▶ [GIVEN INSTRUCTION]
Reply with one number: the count of lines in the records below that hold "label".

++++ MATERIAL FOR THIS EXERCISE

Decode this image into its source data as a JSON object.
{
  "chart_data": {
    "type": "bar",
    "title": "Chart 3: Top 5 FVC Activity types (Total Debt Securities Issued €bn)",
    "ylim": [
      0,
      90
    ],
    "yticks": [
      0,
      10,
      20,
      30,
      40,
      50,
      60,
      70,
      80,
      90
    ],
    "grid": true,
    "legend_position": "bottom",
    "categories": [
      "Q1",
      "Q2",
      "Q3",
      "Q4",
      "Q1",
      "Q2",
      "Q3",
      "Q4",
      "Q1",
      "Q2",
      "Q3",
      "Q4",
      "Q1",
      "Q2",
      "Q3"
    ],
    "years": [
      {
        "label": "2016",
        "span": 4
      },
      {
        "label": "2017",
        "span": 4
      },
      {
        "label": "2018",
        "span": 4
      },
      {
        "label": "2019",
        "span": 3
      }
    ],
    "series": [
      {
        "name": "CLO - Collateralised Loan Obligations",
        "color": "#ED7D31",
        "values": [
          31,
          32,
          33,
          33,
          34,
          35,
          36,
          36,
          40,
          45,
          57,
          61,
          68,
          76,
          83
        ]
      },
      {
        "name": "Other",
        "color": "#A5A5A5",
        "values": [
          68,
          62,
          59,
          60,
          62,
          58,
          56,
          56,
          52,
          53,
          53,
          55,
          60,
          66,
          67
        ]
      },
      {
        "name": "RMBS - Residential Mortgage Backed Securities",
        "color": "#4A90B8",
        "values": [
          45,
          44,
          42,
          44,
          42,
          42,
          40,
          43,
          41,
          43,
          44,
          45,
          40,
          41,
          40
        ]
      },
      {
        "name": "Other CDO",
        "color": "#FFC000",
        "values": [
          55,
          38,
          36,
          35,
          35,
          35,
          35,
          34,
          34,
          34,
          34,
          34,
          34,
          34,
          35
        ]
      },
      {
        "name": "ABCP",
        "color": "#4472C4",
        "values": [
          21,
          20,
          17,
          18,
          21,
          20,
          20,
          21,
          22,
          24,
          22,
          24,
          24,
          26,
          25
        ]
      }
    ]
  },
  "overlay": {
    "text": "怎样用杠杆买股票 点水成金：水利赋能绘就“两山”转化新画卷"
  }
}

++++++++

▶ [TASK OUTPUT]
4